● **Record set**:
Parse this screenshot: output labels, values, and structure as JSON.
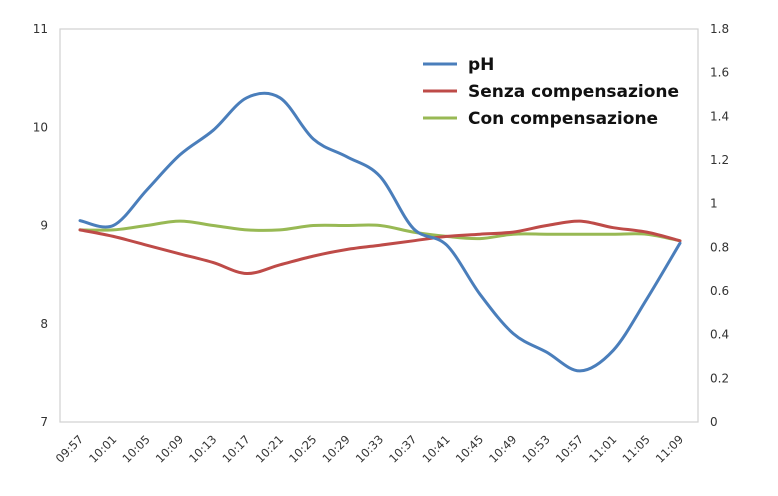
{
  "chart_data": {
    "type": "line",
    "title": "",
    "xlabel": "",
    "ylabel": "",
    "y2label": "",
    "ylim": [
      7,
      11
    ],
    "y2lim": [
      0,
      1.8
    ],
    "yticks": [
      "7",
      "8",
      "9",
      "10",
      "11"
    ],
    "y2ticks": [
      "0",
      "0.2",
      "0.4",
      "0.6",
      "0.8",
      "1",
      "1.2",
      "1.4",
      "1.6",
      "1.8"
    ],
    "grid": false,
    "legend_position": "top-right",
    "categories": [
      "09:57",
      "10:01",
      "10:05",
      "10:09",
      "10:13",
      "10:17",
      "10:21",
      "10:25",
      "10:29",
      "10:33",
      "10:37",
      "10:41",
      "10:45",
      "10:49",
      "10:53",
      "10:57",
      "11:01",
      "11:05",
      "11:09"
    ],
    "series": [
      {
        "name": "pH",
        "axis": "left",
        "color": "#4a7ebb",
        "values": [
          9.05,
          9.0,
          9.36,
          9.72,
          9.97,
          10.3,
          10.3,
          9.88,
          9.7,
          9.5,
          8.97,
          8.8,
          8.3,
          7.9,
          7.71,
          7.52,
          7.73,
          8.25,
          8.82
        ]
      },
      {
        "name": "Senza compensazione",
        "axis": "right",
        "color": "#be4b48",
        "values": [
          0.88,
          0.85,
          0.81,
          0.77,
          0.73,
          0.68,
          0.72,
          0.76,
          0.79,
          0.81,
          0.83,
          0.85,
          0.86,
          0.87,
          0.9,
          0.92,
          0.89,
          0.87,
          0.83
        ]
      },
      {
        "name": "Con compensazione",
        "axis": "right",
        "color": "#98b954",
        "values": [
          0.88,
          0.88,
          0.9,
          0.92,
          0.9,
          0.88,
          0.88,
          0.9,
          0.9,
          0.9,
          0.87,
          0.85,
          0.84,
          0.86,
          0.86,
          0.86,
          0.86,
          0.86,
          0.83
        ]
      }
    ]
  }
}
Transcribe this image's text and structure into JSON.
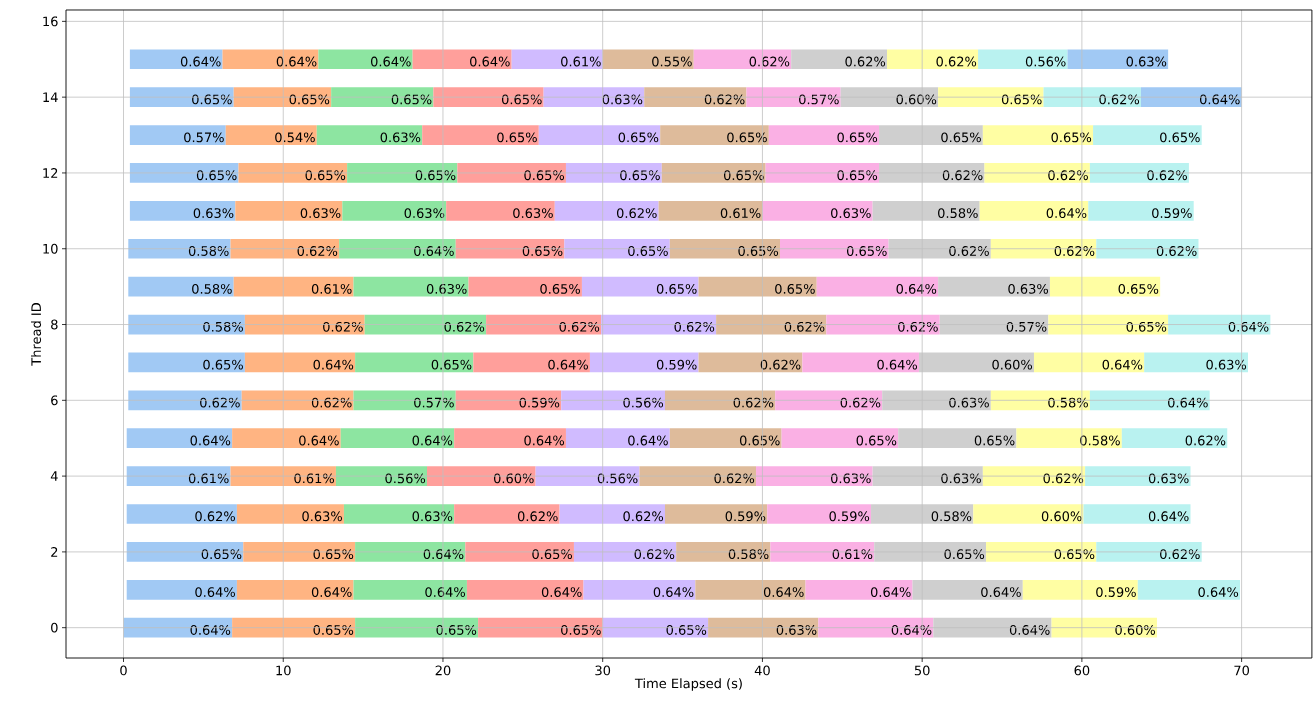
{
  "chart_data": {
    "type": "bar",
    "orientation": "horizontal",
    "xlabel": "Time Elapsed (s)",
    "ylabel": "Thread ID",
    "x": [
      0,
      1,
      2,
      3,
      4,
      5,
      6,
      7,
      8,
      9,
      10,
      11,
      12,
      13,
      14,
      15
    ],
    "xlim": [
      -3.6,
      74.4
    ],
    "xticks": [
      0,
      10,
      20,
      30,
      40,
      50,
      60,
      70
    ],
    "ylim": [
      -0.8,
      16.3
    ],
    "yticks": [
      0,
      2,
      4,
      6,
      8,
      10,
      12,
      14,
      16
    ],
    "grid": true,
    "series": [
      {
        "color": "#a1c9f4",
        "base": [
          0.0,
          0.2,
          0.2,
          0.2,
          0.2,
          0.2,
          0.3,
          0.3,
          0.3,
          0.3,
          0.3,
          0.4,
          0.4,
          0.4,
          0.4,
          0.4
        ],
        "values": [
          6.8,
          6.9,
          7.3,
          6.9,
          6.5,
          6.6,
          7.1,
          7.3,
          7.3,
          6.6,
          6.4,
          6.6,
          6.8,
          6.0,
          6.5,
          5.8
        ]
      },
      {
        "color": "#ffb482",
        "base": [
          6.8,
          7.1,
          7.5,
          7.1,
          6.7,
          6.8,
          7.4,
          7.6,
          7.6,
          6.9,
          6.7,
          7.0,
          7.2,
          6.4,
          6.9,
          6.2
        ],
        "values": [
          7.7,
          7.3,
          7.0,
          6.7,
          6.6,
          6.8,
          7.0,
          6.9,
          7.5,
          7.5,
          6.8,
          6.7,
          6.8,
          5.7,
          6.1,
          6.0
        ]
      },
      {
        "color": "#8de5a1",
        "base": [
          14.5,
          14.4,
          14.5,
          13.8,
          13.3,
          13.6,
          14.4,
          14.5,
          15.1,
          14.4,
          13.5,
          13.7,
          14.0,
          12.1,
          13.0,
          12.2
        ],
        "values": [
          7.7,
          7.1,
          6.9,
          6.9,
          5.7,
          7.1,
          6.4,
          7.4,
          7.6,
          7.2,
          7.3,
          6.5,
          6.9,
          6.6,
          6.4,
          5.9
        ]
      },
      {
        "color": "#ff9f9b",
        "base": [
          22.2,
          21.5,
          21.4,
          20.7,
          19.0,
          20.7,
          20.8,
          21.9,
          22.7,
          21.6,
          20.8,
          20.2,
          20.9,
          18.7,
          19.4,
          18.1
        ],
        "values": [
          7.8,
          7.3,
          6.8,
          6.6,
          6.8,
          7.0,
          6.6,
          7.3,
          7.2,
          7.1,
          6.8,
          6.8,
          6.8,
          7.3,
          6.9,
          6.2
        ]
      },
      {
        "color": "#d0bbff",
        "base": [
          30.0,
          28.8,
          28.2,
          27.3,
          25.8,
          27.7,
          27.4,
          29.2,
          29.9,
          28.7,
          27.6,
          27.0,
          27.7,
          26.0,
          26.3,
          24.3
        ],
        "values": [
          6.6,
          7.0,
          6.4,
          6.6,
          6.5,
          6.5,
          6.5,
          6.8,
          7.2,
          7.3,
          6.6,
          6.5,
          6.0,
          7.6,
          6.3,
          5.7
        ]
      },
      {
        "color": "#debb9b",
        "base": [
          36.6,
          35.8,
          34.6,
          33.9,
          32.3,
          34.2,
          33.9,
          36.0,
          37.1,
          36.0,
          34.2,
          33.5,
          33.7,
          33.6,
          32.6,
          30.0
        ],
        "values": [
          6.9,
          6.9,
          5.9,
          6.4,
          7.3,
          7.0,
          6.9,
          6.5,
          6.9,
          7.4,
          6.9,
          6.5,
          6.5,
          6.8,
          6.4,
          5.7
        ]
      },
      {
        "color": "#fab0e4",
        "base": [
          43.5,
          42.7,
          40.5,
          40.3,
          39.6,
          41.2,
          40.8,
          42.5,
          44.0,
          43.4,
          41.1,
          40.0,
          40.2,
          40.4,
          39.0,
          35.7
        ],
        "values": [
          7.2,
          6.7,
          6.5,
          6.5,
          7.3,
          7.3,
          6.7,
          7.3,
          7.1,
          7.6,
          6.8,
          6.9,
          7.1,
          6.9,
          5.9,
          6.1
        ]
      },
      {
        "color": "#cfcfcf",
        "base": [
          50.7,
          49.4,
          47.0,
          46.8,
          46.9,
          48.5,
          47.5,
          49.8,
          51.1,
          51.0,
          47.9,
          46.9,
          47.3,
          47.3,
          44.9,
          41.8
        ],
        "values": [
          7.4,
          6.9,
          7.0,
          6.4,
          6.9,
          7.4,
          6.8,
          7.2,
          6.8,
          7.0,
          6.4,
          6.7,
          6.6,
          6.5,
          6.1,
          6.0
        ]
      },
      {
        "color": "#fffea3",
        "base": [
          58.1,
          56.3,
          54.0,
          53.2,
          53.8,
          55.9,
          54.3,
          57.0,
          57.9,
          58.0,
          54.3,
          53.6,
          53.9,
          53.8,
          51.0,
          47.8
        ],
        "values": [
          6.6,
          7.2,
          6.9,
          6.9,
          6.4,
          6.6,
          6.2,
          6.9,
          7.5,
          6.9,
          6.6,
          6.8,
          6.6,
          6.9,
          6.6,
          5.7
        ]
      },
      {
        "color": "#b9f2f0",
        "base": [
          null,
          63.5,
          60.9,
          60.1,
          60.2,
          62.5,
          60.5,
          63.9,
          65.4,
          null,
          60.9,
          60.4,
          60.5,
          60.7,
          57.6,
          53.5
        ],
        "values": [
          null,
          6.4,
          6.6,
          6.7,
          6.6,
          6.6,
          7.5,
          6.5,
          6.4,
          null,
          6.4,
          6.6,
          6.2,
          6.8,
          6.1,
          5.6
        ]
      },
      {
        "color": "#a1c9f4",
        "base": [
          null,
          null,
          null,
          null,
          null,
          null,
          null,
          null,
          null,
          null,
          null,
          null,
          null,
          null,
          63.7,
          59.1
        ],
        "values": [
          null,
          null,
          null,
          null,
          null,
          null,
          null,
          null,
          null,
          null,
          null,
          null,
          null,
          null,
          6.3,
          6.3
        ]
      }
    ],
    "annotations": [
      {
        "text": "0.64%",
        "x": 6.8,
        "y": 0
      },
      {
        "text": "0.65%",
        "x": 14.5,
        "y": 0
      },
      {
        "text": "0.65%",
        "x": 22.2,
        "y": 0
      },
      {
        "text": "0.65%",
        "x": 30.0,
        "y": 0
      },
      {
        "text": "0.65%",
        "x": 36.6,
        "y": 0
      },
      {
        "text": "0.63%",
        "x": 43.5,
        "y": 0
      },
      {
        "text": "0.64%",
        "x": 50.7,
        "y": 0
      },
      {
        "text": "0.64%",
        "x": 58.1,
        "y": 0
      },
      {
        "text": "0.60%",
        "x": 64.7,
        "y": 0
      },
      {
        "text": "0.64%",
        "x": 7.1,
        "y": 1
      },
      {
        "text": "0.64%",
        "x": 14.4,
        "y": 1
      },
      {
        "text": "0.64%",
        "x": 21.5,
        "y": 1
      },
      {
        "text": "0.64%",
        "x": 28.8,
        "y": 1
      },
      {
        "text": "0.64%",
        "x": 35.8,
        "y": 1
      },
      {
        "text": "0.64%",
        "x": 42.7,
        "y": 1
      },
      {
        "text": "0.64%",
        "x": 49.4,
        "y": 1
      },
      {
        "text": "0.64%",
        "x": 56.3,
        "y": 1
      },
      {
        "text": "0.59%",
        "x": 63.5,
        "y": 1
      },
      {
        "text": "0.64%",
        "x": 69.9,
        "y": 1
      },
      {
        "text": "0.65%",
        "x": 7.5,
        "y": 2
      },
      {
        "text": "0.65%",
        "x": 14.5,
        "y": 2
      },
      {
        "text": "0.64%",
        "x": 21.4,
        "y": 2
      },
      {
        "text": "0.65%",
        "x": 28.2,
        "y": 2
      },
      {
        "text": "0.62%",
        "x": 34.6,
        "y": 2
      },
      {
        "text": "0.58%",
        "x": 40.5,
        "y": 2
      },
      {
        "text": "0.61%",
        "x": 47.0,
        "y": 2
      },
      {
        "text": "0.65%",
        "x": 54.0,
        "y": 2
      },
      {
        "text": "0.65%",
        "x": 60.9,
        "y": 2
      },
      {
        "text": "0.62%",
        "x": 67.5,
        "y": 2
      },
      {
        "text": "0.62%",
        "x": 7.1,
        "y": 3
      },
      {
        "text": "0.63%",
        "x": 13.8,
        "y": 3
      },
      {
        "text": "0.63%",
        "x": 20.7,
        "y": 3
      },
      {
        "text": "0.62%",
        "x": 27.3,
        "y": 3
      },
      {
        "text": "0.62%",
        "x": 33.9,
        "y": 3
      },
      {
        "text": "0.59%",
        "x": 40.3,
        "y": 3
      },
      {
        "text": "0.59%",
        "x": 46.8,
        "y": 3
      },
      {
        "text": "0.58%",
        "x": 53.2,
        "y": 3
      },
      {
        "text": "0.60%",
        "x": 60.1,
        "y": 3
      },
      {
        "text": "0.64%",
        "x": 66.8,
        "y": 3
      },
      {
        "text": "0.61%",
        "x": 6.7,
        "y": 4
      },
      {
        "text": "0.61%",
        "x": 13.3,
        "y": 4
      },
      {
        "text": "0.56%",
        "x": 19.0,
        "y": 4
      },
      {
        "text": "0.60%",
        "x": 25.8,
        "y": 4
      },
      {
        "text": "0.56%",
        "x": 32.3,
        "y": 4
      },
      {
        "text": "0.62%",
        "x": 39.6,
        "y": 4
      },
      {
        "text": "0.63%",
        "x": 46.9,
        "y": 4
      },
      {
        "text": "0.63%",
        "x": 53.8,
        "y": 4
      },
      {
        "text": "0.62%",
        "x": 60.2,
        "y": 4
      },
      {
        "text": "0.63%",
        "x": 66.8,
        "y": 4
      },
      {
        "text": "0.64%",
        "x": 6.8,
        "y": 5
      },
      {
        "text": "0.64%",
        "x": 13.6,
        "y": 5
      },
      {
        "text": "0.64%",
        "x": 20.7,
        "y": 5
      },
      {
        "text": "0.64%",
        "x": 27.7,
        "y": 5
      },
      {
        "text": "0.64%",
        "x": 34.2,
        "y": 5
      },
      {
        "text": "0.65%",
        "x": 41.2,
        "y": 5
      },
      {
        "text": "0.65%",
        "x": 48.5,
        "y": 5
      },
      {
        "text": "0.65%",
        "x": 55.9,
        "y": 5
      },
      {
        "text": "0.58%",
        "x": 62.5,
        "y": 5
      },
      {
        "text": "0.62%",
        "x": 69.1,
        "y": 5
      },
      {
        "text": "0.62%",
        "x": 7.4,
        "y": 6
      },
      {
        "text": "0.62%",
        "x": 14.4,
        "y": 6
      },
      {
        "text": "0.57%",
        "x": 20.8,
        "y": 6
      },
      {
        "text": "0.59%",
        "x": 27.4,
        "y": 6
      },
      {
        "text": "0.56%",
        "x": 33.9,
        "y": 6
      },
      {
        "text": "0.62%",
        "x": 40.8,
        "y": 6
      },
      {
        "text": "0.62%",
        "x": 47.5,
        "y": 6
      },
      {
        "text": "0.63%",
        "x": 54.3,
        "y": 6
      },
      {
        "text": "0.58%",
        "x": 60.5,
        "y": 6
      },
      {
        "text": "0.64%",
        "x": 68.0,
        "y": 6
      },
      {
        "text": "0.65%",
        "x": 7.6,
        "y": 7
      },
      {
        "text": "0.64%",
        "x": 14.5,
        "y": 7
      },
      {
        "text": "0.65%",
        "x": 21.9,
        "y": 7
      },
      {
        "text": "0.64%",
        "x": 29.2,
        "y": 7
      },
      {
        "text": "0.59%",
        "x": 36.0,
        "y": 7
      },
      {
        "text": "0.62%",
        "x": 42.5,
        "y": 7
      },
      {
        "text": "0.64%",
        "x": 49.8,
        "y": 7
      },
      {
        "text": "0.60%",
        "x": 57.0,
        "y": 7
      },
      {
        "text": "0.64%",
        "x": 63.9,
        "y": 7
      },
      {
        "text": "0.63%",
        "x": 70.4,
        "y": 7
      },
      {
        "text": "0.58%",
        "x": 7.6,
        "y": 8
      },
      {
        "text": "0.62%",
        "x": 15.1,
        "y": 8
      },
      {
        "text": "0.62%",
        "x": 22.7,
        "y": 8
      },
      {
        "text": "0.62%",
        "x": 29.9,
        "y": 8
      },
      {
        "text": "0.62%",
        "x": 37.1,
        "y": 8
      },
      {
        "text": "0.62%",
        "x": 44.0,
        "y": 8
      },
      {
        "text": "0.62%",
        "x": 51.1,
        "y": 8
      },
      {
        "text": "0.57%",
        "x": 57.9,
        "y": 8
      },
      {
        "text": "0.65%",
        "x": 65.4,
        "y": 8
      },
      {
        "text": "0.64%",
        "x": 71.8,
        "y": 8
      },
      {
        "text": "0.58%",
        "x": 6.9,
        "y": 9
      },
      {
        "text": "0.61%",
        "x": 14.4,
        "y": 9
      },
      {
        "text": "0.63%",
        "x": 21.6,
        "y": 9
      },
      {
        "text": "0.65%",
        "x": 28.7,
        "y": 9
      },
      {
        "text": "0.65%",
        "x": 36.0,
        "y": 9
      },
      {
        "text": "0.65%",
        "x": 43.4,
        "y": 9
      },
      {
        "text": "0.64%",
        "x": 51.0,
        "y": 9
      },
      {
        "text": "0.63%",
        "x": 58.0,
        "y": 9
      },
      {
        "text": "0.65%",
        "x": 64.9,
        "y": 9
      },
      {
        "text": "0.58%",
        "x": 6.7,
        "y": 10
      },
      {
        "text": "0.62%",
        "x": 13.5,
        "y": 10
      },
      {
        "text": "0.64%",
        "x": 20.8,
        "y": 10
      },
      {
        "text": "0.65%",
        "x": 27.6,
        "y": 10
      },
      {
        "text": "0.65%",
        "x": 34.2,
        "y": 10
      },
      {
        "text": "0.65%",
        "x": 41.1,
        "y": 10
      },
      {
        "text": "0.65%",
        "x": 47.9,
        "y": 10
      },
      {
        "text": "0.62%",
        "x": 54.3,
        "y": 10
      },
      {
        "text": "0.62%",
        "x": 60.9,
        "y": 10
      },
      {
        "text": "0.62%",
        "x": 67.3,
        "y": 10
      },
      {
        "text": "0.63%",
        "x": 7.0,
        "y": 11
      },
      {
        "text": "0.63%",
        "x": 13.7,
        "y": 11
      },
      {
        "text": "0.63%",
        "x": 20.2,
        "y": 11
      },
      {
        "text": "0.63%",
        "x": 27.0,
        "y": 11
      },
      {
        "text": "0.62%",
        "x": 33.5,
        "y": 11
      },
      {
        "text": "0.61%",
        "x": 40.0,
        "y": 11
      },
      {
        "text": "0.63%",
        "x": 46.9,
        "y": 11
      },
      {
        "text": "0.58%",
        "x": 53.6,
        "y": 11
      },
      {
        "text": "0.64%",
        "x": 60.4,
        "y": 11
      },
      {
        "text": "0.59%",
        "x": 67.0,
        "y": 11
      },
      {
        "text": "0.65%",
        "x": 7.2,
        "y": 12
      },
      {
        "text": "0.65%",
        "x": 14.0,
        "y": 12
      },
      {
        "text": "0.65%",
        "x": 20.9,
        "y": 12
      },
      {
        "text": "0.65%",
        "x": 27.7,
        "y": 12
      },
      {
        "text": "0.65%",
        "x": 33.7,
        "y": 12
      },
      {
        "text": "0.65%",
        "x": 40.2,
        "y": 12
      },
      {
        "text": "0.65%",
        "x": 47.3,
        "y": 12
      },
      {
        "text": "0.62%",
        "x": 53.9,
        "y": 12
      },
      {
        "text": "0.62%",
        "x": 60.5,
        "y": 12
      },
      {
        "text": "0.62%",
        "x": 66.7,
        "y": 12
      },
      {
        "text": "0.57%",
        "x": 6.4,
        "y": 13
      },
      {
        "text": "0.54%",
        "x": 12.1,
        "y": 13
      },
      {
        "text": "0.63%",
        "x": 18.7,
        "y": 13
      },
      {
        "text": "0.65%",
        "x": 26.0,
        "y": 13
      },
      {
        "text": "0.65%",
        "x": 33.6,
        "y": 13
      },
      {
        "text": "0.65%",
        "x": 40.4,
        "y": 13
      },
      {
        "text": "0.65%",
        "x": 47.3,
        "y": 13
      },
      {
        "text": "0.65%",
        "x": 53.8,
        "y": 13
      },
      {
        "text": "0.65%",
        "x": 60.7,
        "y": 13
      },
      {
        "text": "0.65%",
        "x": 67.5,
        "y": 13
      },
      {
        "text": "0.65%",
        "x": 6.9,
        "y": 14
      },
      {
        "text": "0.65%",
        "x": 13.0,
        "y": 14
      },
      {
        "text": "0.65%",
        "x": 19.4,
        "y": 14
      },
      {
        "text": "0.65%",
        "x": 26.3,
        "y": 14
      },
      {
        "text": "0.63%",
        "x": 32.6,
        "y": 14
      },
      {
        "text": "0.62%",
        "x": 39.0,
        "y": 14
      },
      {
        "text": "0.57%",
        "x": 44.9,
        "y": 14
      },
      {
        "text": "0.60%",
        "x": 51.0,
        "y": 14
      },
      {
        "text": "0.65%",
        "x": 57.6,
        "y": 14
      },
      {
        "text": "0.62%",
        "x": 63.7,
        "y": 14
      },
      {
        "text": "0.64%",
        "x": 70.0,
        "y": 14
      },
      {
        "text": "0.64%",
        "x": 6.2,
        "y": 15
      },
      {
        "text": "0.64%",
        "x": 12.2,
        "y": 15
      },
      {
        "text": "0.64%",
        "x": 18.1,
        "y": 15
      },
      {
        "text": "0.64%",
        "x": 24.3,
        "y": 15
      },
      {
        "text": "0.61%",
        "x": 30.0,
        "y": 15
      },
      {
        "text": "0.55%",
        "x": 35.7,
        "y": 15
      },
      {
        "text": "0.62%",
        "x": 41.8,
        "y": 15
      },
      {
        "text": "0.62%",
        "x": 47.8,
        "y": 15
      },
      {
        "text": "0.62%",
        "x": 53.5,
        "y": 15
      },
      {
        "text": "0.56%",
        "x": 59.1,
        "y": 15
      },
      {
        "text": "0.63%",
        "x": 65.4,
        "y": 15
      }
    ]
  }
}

---

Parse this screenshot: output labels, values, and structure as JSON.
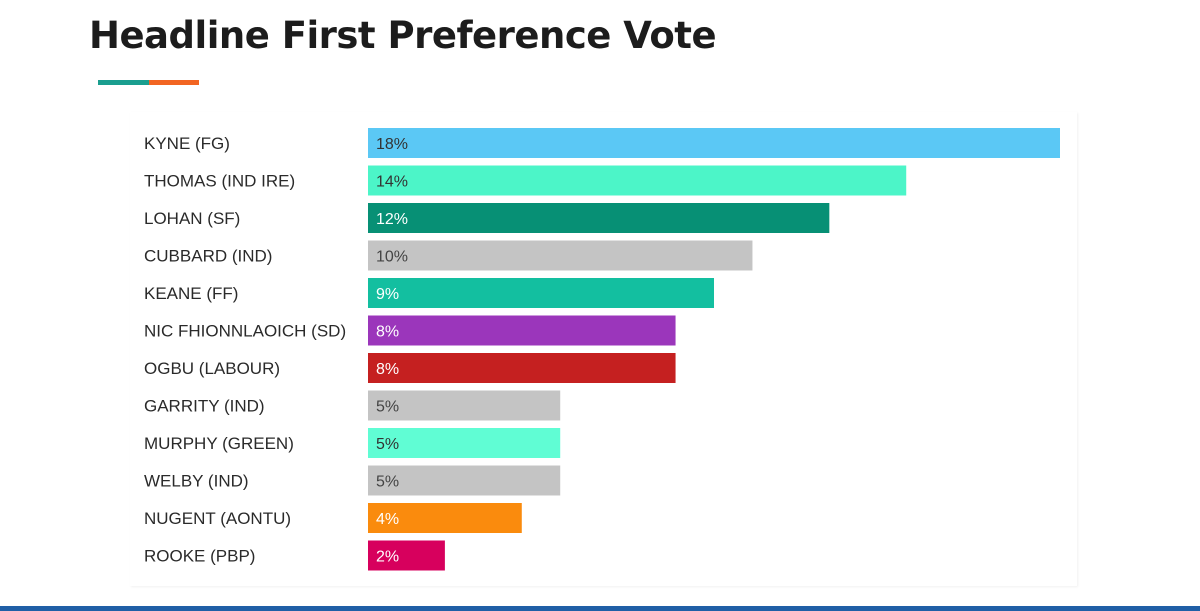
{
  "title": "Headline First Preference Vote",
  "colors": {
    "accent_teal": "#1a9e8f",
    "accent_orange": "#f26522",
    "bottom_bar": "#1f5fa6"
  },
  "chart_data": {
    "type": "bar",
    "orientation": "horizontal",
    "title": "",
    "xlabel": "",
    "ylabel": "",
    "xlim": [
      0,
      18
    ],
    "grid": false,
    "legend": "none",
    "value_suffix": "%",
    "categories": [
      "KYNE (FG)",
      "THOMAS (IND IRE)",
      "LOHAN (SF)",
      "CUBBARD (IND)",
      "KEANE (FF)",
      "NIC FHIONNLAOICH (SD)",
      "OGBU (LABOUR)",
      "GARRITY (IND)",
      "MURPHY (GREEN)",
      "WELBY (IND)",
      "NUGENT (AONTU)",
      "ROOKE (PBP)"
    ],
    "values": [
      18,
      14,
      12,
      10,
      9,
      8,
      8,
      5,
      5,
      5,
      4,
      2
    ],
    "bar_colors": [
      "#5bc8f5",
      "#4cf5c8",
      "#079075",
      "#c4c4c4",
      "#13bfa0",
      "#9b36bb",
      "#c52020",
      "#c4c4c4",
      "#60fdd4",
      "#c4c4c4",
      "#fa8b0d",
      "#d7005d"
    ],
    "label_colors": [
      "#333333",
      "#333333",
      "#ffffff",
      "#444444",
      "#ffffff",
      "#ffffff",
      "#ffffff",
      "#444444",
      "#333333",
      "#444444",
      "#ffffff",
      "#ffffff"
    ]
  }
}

● **What you have to do**: Select and copy each line from the data that includes the word "name".

● **Answer to this problem**:
        "name": "pH",
        "name": "Senza compensazione",
        "name": "Con compensazione",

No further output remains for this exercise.